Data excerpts
----

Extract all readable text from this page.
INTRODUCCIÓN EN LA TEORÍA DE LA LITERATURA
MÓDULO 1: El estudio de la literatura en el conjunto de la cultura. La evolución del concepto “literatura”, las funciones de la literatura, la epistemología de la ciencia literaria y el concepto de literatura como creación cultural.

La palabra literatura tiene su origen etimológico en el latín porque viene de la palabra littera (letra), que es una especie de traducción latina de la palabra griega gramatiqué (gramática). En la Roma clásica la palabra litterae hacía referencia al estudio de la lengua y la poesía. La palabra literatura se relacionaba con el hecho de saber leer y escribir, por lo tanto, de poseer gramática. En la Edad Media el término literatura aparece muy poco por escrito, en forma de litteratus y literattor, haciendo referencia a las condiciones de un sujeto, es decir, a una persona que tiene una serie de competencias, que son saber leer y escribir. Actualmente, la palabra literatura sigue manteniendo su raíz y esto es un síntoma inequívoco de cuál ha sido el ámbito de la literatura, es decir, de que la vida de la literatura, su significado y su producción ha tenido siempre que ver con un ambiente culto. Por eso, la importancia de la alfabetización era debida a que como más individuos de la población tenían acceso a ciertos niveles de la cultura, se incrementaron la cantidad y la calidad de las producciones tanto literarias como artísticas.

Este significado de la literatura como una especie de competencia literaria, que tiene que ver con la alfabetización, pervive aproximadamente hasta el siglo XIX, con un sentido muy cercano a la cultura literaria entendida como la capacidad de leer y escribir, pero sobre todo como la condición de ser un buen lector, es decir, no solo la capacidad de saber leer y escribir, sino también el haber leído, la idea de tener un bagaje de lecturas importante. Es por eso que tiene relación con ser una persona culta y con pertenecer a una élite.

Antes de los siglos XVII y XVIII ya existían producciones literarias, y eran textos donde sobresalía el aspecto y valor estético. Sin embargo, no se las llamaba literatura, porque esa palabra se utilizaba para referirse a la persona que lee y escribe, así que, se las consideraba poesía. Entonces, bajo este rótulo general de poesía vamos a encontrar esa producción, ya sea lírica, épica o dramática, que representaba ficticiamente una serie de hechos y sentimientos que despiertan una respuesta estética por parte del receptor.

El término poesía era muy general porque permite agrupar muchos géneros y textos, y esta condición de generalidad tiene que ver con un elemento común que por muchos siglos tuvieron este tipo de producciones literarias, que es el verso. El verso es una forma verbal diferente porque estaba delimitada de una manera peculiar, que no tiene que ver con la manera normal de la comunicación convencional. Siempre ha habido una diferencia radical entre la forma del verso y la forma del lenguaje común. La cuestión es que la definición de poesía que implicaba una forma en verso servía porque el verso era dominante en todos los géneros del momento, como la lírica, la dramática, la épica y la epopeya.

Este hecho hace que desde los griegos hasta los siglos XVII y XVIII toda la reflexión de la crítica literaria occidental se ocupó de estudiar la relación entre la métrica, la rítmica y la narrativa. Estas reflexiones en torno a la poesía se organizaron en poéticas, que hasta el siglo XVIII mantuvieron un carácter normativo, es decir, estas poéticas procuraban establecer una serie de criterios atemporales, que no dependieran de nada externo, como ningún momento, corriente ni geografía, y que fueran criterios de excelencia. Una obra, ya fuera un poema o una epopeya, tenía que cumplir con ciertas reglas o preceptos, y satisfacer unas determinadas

----

* **Written problem**
All entries shown above should be printed again exactly.

* **Solution below**
Extract all readable text from this page.
INTRODUCCIÓN EN LA TEORÍA DE LA LITERATURA
MÓDULO 1: El estudio de la literatura en el conjunto de la cultura. La evolución del concepto “literatura”, las funciones de la literatura, la epistemología de la ciencia literaria y el concepto de literatura como creación cultural.

La palabra literatura tiene su origen etimológico en el latín porque viene de la palabra littera (letra), que es una especie de traducción latina de la palabra griega gramatiqué (gramática). En la Roma clásica la palabra litterae hacía referencia al estudio de la lengua y la poesía. La palabra literatura se relacionaba con el hecho de saber leer y escribir, por lo tanto, de poseer gramática. En la Edad Media el término literatura aparece muy poco por escrito, en forma de litteratus y literattor, haciendo referencia a las condiciones de un sujeto, es decir, a una persona que tiene una serie de competencias, que son saber leer y escribir. Actualmente, la palabra literatura sigue manteniendo su raíz y esto es un síntoma inequívoco de cuál ha sido el ámbito de la literatura, es decir, de que la vida de la literatura, su significado y su producción ha tenido siempre que ver con un ambiente culto. Por eso, la importancia de la alfabetización era debida a que como más individuos de la población tenían acceso a ciertos niveles de la cultura, se incrementaron la cantidad y la calidad de las producciones tanto literarias como artísticas.

Este significado de la literatura como una especie de competencia literaria, que tiene que ver con la alfabetización, pervive aproximadamente hasta el siglo XIX, con un sentido muy cercano a la cultura literaria entendida como la capacidad de leer y escribir, pero sobre todo como la condición de ser un buen lector, es decir, no solo la capacidad de saber leer y escribir, sino también el haber leído, la idea de tener un bagaje de lecturas importante. Es por eso que tiene relación con ser una persona culta y con pertenecer a una élite.

Antes de los siglos XVII y XVIII ya existían producciones literarias, y eran textos donde sobresalía el aspecto y valor estético. Sin embargo, no se las llamaba literatura, porque esa palabra se utilizaba para referirse a la persona que lee y escribe, así que, se las consideraba poesía. Entonces, bajo este rótulo general de poesía vamos a encontrar esa producción, ya sea lírica, épica o dramática, que representaba ficticiamente una serie de hechos y sentimientos que despiertan una respuesta estética por parte del receptor.

El término poesía era muy general porque permite agrupar muchos géneros y textos, y esta condición de generalidad tiene que ver con un elemento común que por muchos siglos tuvieron este tipo de producciones literarias, que es el verso. El verso es una forma verbal diferente porque estaba delimitada de una manera peculiar, que no tiene que ver con la manera normal de la comunicación convencional. Siempre ha habido una diferencia radical entre la forma del verso y la forma del lenguaje común. La cuestión es que la definición de poesía que implicaba una forma en verso servía porque el verso era dominante en todos los géneros del momento, como la lírica, la dramática, la épica y la epopeya.

Este hecho hace que desde los griegos hasta los siglos XVII y XVIII toda la reflexión de la crítica literaria occidental se ocupó de estudiar la relación entre la métrica, la rítmica y la narrativa. Estas reflexiones en torno a la poesía se organizaron en poéticas, que hasta el siglo XVIII mantuvieron un carácter normativo, es decir, estas poéticas procuraban establecer una serie de criterios atemporales, que no dependieran de nada externo, como ningún momento, corriente ni geografía, y que fueran criterios de excelencia. Una obra, ya fuera un poema o una epopeya, tenía que cumplir con ciertas reglas o preceptos, y satisfacer unas determinadas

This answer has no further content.